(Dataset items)
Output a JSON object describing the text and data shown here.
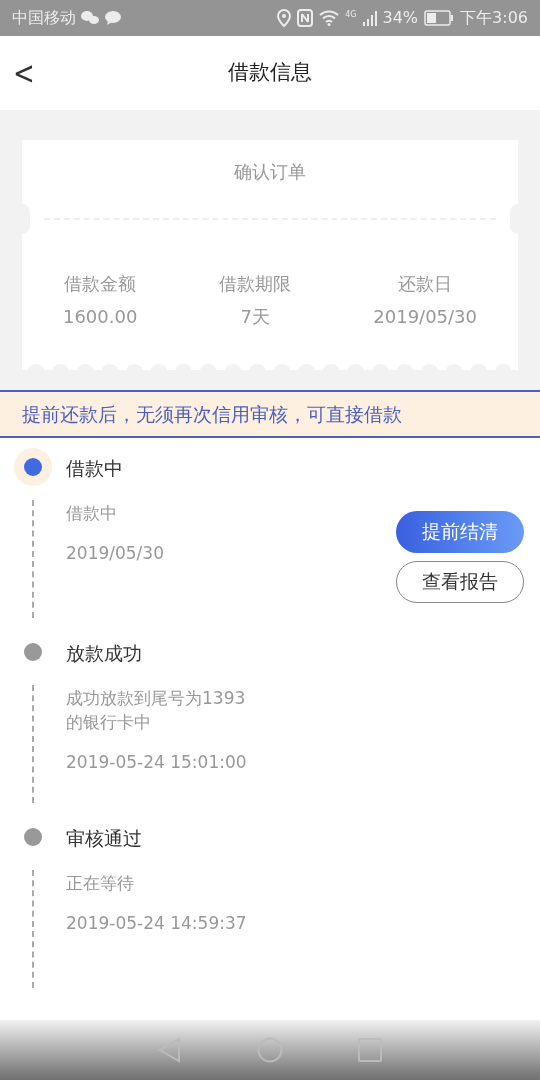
{
  "status_bar": {
    "carrier": "中国移动",
    "network": "4G",
    "battery": "34%",
    "time": "下午3:06"
  },
  "header": {
    "back": "<",
    "title": "借款信息"
  },
  "ticket": {
    "title": "确认订单",
    "fields": [
      {
        "label": "借款金额",
        "value": "1600.00"
      },
      {
        "label": "借款期限",
        "value": "7天"
      },
      {
        "label": "还款日",
        "value": "2019/05/30"
      }
    ]
  },
  "notice": "提前还款后，无须再次信用审核，可直接借款",
  "timeline": [
    {
      "title": "借款中",
      "active": true,
      "detail": "借款中",
      "time": "2019/05/30",
      "buttons": [
        {
          "label": "提前结清",
          "kind": "primary"
        },
        {
          "label": "查看报告",
          "kind": "outline"
        }
      ]
    },
    {
      "title": "放款成功",
      "active": false,
      "detail": "成功放款到尾号为1393\n的银行卡中",
      "time": "2019-05-24 15:01:00"
    },
    {
      "title": "审核通过",
      "active": false,
      "detail": "正在等待",
      "time": "2019-05-24 14:59:37"
    }
  ]
}
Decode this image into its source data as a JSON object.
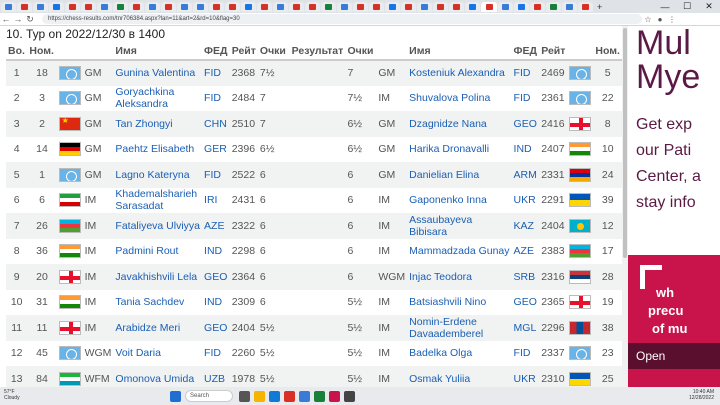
{
  "browser": {
    "url": "https://chess-results.com/tnr706384.aspx?lan=11&art=2&rd=10&flag=30",
    "tab_colors": [
      "#3a7bd5",
      "#d93025",
      "#3a7bd5",
      "#1a73e8",
      "#d93025",
      "#d93025",
      "#3a7bd5",
      "#188038",
      "#d93025",
      "#3a7bd5",
      "#d93025",
      "#3a7bd5",
      "#3a7bd5",
      "#d93025",
      "#d93025",
      "#1a73e8",
      "#d93025",
      "#3a7bd5",
      "#d93025",
      "#d93025",
      "#188038",
      "#3a7bd5",
      "#d93025",
      "#d93025",
      "#1a73e8",
      "#d93025",
      "#3a7bd5",
      "#d93025",
      "#d93025",
      "#1a73e8",
      "#d93025",
      "#3a7bd5",
      "#1a73e8",
      "#d93025",
      "#188038",
      "#3a7bd5",
      "#d93025"
    ],
    "close_tab": "✕",
    "new_tab": "+",
    "win_min": "—",
    "win_max": "☐",
    "win_close": "✕"
  },
  "round_title": "10. Тур on 2022/12/30 в 1400",
  "table": {
    "headers": {
      "no": "Во.",
      "rank": "Ном.",
      "name": "Имя",
      "fed": "ФЕД",
      "rating": "Рейт",
      "points": "Очки",
      "result": "Результат",
      "points2": "Очки",
      "name2": "Имя",
      "fed2": "ФЕД",
      "rating2": "Рейт",
      "rank2": "Ном."
    },
    "rows": [
      {
        "no": "1",
        "rk": "18",
        "flag": "fid",
        "ti": "GM",
        "nm": "Gunina Valentina",
        "fd": "FID",
        "rt": "2368",
        "pt": "7½",
        "res": "",
        "pt2": "7",
        "ti2": "GM",
        "nm2": "Kosteniuk Alexandra",
        "fd2": "FID",
        "rt2": "2469",
        "flag2": "fid",
        "rk2": "5"
      },
      {
        "no": "2",
        "rk": "3",
        "flag": "fid",
        "ti": "GM",
        "nm": "Goryachkina Aleksandra",
        "fd": "FID",
        "rt": "2484",
        "pt": "7",
        "res": "",
        "pt2": "7½",
        "ti2": "IM",
        "nm2": "Shuvalova Polina",
        "fd2": "FID",
        "rt2": "2361",
        "flag2": "fid",
        "rk2": "22"
      },
      {
        "no": "3",
        "rk": "2",
        "flag": "chn",
        "ti": "GM",
        "nm": "Tan Zhongyi",
        "fd": "CHN",
        "rt": "2510",
        "pt": "7",
        "res": "",
        "pt2": "6½",
        "ti2": "GM",
        "nm2": "Dzagnidze Nana",
        "fd2": "GEO",
        "rt2": "2416",
        "flag2": "geo",
        "rk2": "8"
      },
      {
        "no": "4",
        "rk": "14",
        "flag": "ger",
        "ti": "GM",
        "nm": "Paehtz Elisabeth",
        "fd": "GER",
        "rt": "2396",
        "pt": "6½",
        "res": "",
        "pt2": "6½",
        "ti2": "GM",
        "nm2": "Harika Dronavalli",
        "fd2": "IND",
        "rt2": "2407",
        "flag2": "ind",
        "rk2": "10"
      },
      {
        "no": "5",
        "rk": "1",
        "flag": "fid",
        "ti": "GM",
        "nm": "Lagno Kateryna",
        "fd": "FID",
        "rt": "2522",
        "pt": "6",
        "res": "",
        "pt2": "6",
        "ti2": "GM",
        "nm2": "Danielian Elina",
        "fd2": "ARM",
        "rt2": "2331",
        "flag2": "arm",
        "rk2": "24"
      },
      {
        "no": "6",
        "rk": "6",
        "flag": "iri",
        "ti": "IM",
        "nm": "Khademalsharieh Sarasadat",
        "fd": "IRI",
        "rt": "2431",
        "pt": "6",
        "res": "",
        "pt2": "6",
        "ti2": "IM",
        "nm2": "Gaponenko Inna",
        "fd2": "UKR",
        "rt2": "2291",
        "flag2": "ukr",
        "rk2": "39"
      },
      {
        "no": "7",
        "rk": "26",
        "flag": "aze",
        "ti": "IM",
        "nm": "Fataliyeva Ulviyya",
        "fd": "AZE",
        "rt": "2322",
        "pt": "6",
        "res": "",
        "pt2": "6",
        "ti2": "IM",
        "nm2": "Assaubayeva Bibisara",
        "fd2": "KAZ",
        "rt2": "2404",
        "flag2": "kaz",
        "rk2": "12"
      },
      {
        "no": "8",
        "rk": "36",
        "flag": "ind",
        "ti": "IM",
        "nm": "Padmini Rout",
        "fd": "IND",
        "rt": "2298",
        "pt": "6",
        "res": "",
        "pt2": "6",
        "ti2": "IM",
        "nm2": "Mammadzada Gunay",
        "fd2": "AZE",
        "rt2": "2383",
        "flag2": "aze",
        "rk2": "17"
      },
      {
        "no": "9",
        "rk": "20",
        "flag": "geo",
        "ti": "IM",
        "nm": "Javakhishvili Lela",
        "fd": "GEO",
        "rt": "2364",
        "pt": "6",
        "res": "",
        "pt2": "6",
        "ti2": "WGM",
        "nm2": "Injac Teodora",
        "fd2": "SRB",
        "rt2": "2316",
        "flag2": "srb",
        "rk2": "28"
      },
      {
        "no": "10",
        "rk": "31",
        "flag": "ind",
        "ti": "IM",
        "nm": "Tania Sachdev",
        "fd": "IND",
        "rt": "2309",
        "pt": "6",
        "res": "",
        "pt2": "5½",
        "ti2": "IM",
        "nm2": "Batsiashvili Nino",
        "fd2": "GEO",
        "rt2": "2365",
        "flag2": "geo",
        "rk2": "19"
      },
      {
        "no": "11",
        "rk": "11",
        "flag": "geo",
        "ti": "IM",
        "nm": "Arabidze Meri",
        "fd": "GEO",
        "rt": "2404",
        "pt": "5½",
        "res": "",
        "pt2": "5½",
        "ti2": "IM",
        "nm2": "Nomin-Erdene Davaademberel",
        "fd2": "MGL",
        "rt2": "2296",
        "flag2": "mgl",
        "rk2": "38"
      },
      {
        "no": "12",
        "rk": "45",
        "flag": "fid",
        "ti": "WGM",
        "nm": "Voit Daria",
        "fd": "FID",
        "rt": "2260",
        "pt": "5½",
        "res": "",
        "pt2": "5½",
        "ti2": "IM",
        "nm2": "Badelka Olga",
        "fd2": "FID",
        "rt2": "2337",
        "flag2": "fid",
        "rk2": "23"
      },
      {
        "no": "13",
        "rk": "84",
        "flag": "uzb",
        "ti": "WFM",
        "nm": "Omonova Umida",
        "fd": "UZB",
        "rt": "1978",
        "pt": "5½",
        "res": "",
        "pt2": "5½",
        "ti2": "IM",
        "nm2": "Osmak Yuliia",
        "fd2": "UKR",
        "rt2": "2310",
        "flag2": "ukr",
        "rk2": "25"
      }
    ]
  },
  "ad": {
    "line1": "Mul",
    "line2": "Mye",
    "line3": "Get exp",
    "line4": "our Pati",
    "line5": "Center, a",
    "line6": "stay info",
    "line7": "wh",
    "line8": "precu",
    "line9": "of mu",
    "open": "Open",
    "top_color": "#5a1a45",
    "bottom_color": "#c8144b"
  },
  "taskbar": {
    "temp": "57°F",
    "weather": "Cloudy",
    "search": "Search",
    "time": "10:40 AM",
    "date": "12/28/2022"
  }
}
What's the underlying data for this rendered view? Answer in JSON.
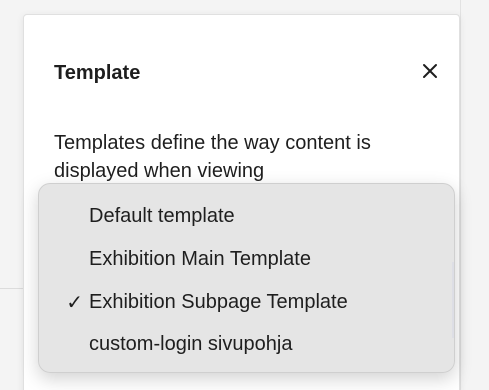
{
  "panel": {
    "title": "Template",
    "close_icon": "close-icon",
    "description": "Templates define the way content is displayed when viewing"
  },
  "dropdown": {
    "options": [
      {
        "label": "Default template",
        "selected": false
      },
      {
        "label": "Exhibition Main Template",
        "selected": false
      },
      {
        "label": "Exhibition Subpage Template",
        "selected": true
      },
      {
        "label": "custom-login sivupohja",
        "selected": false
      }
    ],
    "check_mark": "✓"
  },
  "colors": {
    "accent": "#3858e9",
    "text": "#1e1e1e",
    "dropdown_bg": "#e4e4e4"
  }
}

**Request**
Output nothing but the lines from the line with "What's the underlying" through the last line of the material above, please, word for word and without the pictures.

**Result for this task**
What's the underlying data for this rendered view? Answer in JSON.
{
  "panel": {
    "title": "Template",
    "close_icon": "close-icon",
    "description": "Templates define the way content is displayed when viewing"
  },
  "dropdown": {
    "options": [
      {
        "label": "Default template",
        "selected": false
      },
      {
        "label": "Exhibition Main Template",
        "selected": false
      },
      {
        "label": "Exhibition Subpage Template",
        "selected": true
      },
      {
        "label": "custom-login sivupohja",
        "selected": false
      }
    ],
    "check_mark": "✓"
  },
  "colors": {
    "accent": "#3858e9",
    "text": "#1e1e1e",
    "dropdown_bg": "#e4e4e4"
  }
}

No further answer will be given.